### SUPPLIED TEXT:
Help me with this Series Problem (Comparison Test)?

2017-04-22 3:24 pm
So I tried to compare it to (3^n)/(n^8), but then I don't know how to find out whether that converges or diverges. Please walk me through it.

回答 (3)

2017-04-22 4:03 pm
It diverges. The numerator is exponential but the denominator is only polynomial of degree 8, which means that the terms themselves will diverge too. In other words

lim n→∞ (4+3ⁿ)/(1+n²)⁴
= lim n→∞ (ln 3)⁸3ⁿ/8! (after 8 applications of l'Hôpital's rule)
= ∞.
2017-04-22 3:46 pm
Apply the ratio test to get

L = lim (n→∞) 3ⁿ⁺¹/3ⁿ * (n/(n+1))⁸ = 3*1 = 3

Because L>1, by the test the series is divergent

You could have done the same with the original series.

Image layout annotations:
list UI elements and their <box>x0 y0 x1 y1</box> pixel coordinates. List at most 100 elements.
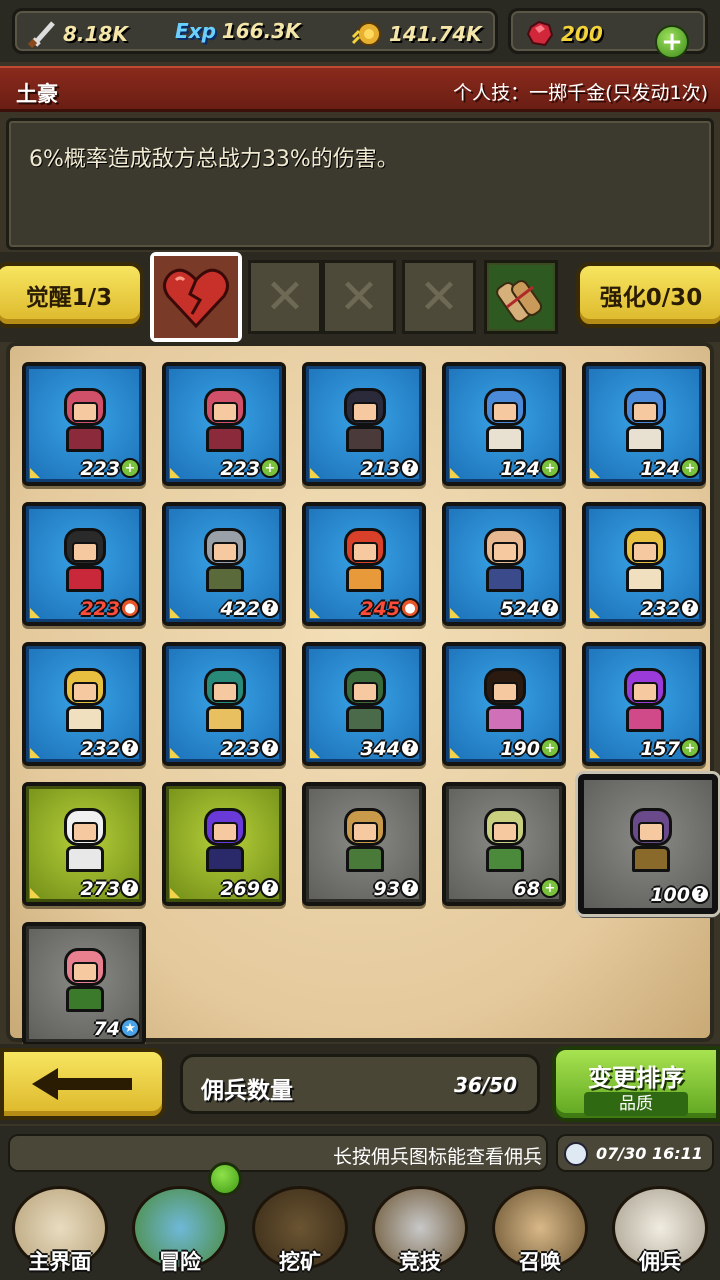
mercenary-level: 223 <box>220 738 260 760</box>
rarity-corner <box>30 748 40 758</box>
mercenary-card[interactable]: 68 + <box>442 782 566 906</box>
mercenary-level: 344 <box>360 738 400 760</box>
mercenary-card[interactable]: 223 + <box>22 362 146 486</box>
nav-label: 冒险 <box>159 1250 201 1274</box>
mercenary-card[interactable]: 74 ★ <box>22 922 146 1046</box>
mercenary-level: 232 <box>80 738 120 760</box>
mercenary-card[interactable]: 273? <box>22 782 146 906</box>
awaken-slot-locked[interactable]: ✕ <box>402 260 476 334</box>
mercenary-card[interactable]: 269? <box>162 782 286 906</box>
nav-mining[interactable]: 挖矿 <box>240 1176 360 1280</box>
nav-label: 佣兵 <box>639 1250 681 1274</box>
mercenary-portrait <box>56 944 114 1014</box>
mercenary-card[interactable]: 232? <box>582 502 706 626</box>
rarity-corner <box>590 468 600 478</box>
upgrade-available-icon: + <box>680 458 700 478</box>
resource-panel: 8.18K Exp 166.3K 141.74K <box>12 8 498 54</box>
exp-stat: Exp 166.3K <box>175 19 301 43</box>
mercenary-card[interactable]: 124 + <box>442 362 566 486</box>
mercenary-card[interactable]: 524? <box>442 502 566 626</box>
exp-icon: Exp <box>175 19 216 43</box>
back-button[interactable] <box>0 1048 166 1120</box>
nav-summon[interactable]: 召唤 <box>480 1176 600 1280</box>
gold-value: 141.74K <box>389 22 482 46</box>
gem-panel: 200 + <box>508 8 708 59</box>
upgrade-available-icon: + <box>260 458 280 478</box>
awaken-slot-locked[interactable]: ✕ <box>248 260 322 334</box>
tip-ticker: 长按佣兵图标能查看佣兵 <box>8 1134 548 1172</box>
enhance-button[interactable]: 强化0/30 <box>576 262 720 328</box>
mercenary-portrait <box>476 664 534 734</box>
mercenary-level: 223 <box>220 458 260 480</box>
mercenary-level: 223 <box>80 458 120 480</box>
mercenary-level: 422 <box>220 598 260 620</box>
back-arrow-icon <box>32 1068 132 1100</box>
mercenary-card[interactable]: 157 + <box>582 642 706 766</box>
mercenary-card[interactable]: 223 + <box>162 362 286 486</box>
sort-button[interactable]: 变更排序 品质 <box>552 1046 720 1122</box>
mercenary-level: 93 <box>373 878 400 900</box>
mercenary-portrait <box>56 664 114 734</box>
fire-status-icon: ● <box>120 598 140 618</box>
gold-coin-icon <box>351 22 381 46</box>
mercenary-name: 土豪 <box>16 82 58 106</box>
control-row: 佣兵数量 36/50 变更排序 品质 <box>0 1044 720 1124</box>
clock: 07/30 16:11 <box>556 1134 714 1172</box>
nav-mercenary[interactable]: 佣兵 <box>600 1176 720 1280</box>
broken-heart-icon <box>154 256 238 338</box>
exp-value: 166.3K <box>221 19 301 43</box>
mercenary-portrait <box>336 664 394 734</box>
tip-text: 长按佣兵图标能查看佣兵 <box>332 1146 542 1168</box>
gem-stat: 200 <box>525 19 603 49</box>
mercenary-card[interactable]: 344? <box>302 642 426 766</box>
mercenary-card[interactable]: 223 ● <box>22 502 146 626</box>
mercenary-level: 223 <box>80 598 120 620</box>
mercenary-portrait <box>56 804 114 874</box>
awaken-slot-active[interactable] <box>150 252 242 342</box>
mercenary-level: 245 <box>360 598 400 620</box>
mercenary-level: 157 <box>640 738 680 760</box>
skill-description-panel: 6%概率造成敌方总战力33%的伤害。 <box>6 118 714 250</box>
bottom-nav: 主界面 冒险 挖矿 竞技 召唤 佣兵 <box>0 1162 720 1280</box>
awaken-button[interactable]: 觉醒1/3 <box>0 262 144 328</box>
rarity-corner <box>450 468 460 478</box>
rarity-corner <box>30 468 40 478</box>
mercenary-portrait <box>476 524 534 594</box>
mercenary-level: 74 <box>93 1018 120 1040</box>
mercenary-card[interactable]: 124 + <box>582 362 706 486</box>
mercenary-card[interactable]: 190 + <box>442 642 566 766</box>
mercenary-level: 269 <box>220 878 260 900</box>
mercenary-portrait <box>56 524 114 594</box>
mercenary-count-value: 36/50 <box>454 1073 517 1097</box>
awaken-slot-locked[interactable]: ✕ <box>322 260 396 334</box>
mercenary-card[interactable]: 213? <box>302 362 426 486</box>
star-status-icon: ★ <box>120 1018 140 1038</box>
clock-time: 07/30 16:11 <box>596 1144 703 1163</box>
enhance-scroll-slot[interactable] <box>484 260 558 334</box>
skill-header: 土豪 个人技：一掷千金(只发动1次) <box>0 66 720 112</box>
add-gems-button[interactable]: + <box>655 25 689 59</box>
nav-main[interactable]: 主界面 <box>0 1176 120 1280</box>
locked-x-icon: ✕ <box>338 269 380 325</box>
mercenary-card[interactable]: 223? <box>162 642 286 766</box>
mercenary-level: 273 <box>80 878 120 900</box>
mercenary-card[interactable]: 100? <box>578 774 718 914</box>
mercenary-card[interactable]: 93? <box>302 782 426 906</box>
skill-description: 6%概率造成敌方总战力33%的伤害。 <box>29 147 399 172</box>
info-icon: ? <box>120 738 140 758</box>
nav-adventure[interactable]: 冒险 <box>120 1162 242 1280</box>
mercenary-card[interactable]: 245 ● <box>302 502 426 626</box>
nav-arena[interactable]: 竞技 <box>360 1176 480 1280</box>
notification-dot <box>208 1162 242 1196</box>
upgrade-available-icon: + <box>540 738 560 758</box>
mercenary-card[interactable]: 422? <box>162 502 286 626</box>
mercenary-portrait <box>196 384 254 454</box>
rarity-corner <box>310 748 320 758</box>
info-icon: ? <box>120 878 140 898</box>
rarity-corner <box>30 608 40 618</box>
mercenary-portrait <box>196 664 254 734</box>
attack-stat: 8.18K <box>27 19 128 49</box>
mercenary-level: 232 <box>640 598 680 620</box>
mercenary-card[interactable]: 232? <box>22 642 146 766</box>
mercenary-portrait <box>616 664 674 734</box>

### PARTS OF THE EXERCISE:
a - In the listing, update everything from the line containing "mercenary-level: 223 <box>220 738" down to the line containing "awaken-slot-locked[interactable]: ✕ <box>402" by swapping "mercenary-card" for "hero-card" and leaving the rest unchanged. Return only those lines.
b - Write what comes next in the forum thread about the series comparison test problem, starting after its last line.

### OUTPUTS IN ORDER:
a -
mercenary-level: 223 <box>220 738 260 760</box>
rarity-corner <box>30 748 40 758</box>
hero-card[interactable]: 68 + <box>442 782 566 906</box>
mercenary-level: 344 <box>360 738 400 760</box>
hero-card[interactable]: 223 + <box>22 362 146 486</box>
nav-label: 冒险 <box>159 1250 201 1274</box>
hero-card[interactable]: 74 ★ <box>22 922 146 1046</box>
mercenary-level: 232 <box>80 738 120 760</box>
hero-card[interactable]: 273? <box>22 782 146 906</box>
awaken-slot-locked[interactable]: ✕ <box>402 260 476 334</box>

b -
If you want to avoid the test, another way is to see that

3ⁿ⁺¹/(n+1)⁸ > 3ⁿ/n⁸ if 3 > (1+1/n)⁸

⟹ ⁸√3−1 > 1/n ⟹ n > 1/(⁸√3−1) ≈ 6.79

So for n>6 the terms increase so the series must diverge
2017-04-22 3:38 pm
 
For large n, exponential functions grow much faster than power function.

To show that 3^n/n^8 diverges, take limit.
You will get ∞/∞, so you can apply L'Hopital's Rule.
You'll have to do this several times.

Each time, numerator becomes 3^n * (ln 3) * (ln 3) ...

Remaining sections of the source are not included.